* [Description of the task]:
Write out the listing beneath this instruction in its entirety, exactly as it reads.

* [Record set]:

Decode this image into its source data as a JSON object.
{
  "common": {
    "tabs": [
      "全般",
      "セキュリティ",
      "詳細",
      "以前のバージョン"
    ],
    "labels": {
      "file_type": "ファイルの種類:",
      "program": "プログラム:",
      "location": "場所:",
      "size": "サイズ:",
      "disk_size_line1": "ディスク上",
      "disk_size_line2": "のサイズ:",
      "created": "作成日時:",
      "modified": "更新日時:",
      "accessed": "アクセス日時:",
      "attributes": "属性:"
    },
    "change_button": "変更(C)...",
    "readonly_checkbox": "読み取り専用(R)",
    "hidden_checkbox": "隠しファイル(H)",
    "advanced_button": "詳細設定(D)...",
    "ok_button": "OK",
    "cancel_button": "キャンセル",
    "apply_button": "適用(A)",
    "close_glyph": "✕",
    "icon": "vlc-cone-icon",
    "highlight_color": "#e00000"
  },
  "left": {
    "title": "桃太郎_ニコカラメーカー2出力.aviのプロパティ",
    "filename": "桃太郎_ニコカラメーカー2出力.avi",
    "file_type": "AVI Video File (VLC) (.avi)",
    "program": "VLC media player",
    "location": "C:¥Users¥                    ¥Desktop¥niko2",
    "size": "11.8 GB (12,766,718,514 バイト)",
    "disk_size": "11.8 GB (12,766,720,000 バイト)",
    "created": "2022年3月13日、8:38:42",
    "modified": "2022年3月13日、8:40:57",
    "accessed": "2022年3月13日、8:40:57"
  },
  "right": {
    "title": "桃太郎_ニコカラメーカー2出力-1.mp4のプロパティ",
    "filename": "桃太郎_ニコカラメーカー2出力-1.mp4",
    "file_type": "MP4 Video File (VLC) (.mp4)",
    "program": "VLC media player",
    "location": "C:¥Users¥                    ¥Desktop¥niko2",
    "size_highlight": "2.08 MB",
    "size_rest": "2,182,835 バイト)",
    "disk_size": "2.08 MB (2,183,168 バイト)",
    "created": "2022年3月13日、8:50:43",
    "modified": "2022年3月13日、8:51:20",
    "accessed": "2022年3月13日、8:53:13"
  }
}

* [Finished task]:
Decode this image into its source data as a JSON object.
{
  "common": {
    "tabs": [
      "全般",
      "セキュリティ",
      "詳細",
      "以前のバージョン"
    ],
    "labels": {
      "file_type": "ファイルの種類:",
      "program": "プログラム:",
      "location": "場所:",
      "size": "サイズ:",
      "disk_size_line1": "ディスク上",
      "disk_size_line2": "のサイズ:",
      "created": "作成日時:",
      "modified": "更新日時:",
      "accessed": "アクセス日時:",
      "attributes": "属性:"
    },
    "change_button": "変更(C)...",
    "readonly_checkbox": "読み取り専用(R)",
    "hidden_checkbox": "隠しファイル(H)",
    "advanced_button": "詳細設定(D)...",
    "ok_button": "OK",
    "cancel_button": "キャンセル",
    "apply_button": "適用(A)",
    "close_glyph": "✕",
    "icon": "vlc-cone-icon",
    "highlight_color": "#e00000"
  },
  "left": {
    "title": "桃太郎_ニコカラメーカー2出力.aviのプロパティ",
    "filename": "桃太郎_ニコカラメーカー2出力.avi",
    "file_type": "AVI Video File (VLC) (.avi)",
    "program": "VLC media player",
    "location": "C:¥Users¥                    ¥Desktop¥niko2",
    "size": "11.8 GB (12,766,718,514 バイト)",
    "disk_size": "11.8 GB (12,766,720,000 バイト)",
    "created": "2022年3月13日、8:38:42",
    "modified": "2022年3月13日、8:40:57",
    "accessed": "2022年3月13日、8:40:57"
  },
  "right": {
    "title": "桃太郎_ニコカラメーカー2出力-1.mp4のプロパティ",
    "filename": "桃太郎_ニコカラメーカー2出力-1.mp4",
    "file_type": "MP4 Video File (VLC) (.mp4)",
    "program": "VLC media player",
    "location": "C:¥Users¥                    ¥Desktop¥niko2",
    "size_highlight": "2.08 MB",
    "size_rest": "2,182,835 バイト)",
    "disk_size": "2.08 MB (2,183,168 バイト)",
    "created": "2022年3月13日、8:50:43",
    "modified": "2022年3月13日、8:51:20",
    "accessed": "2022年3月13日、8:53:13"
  }
}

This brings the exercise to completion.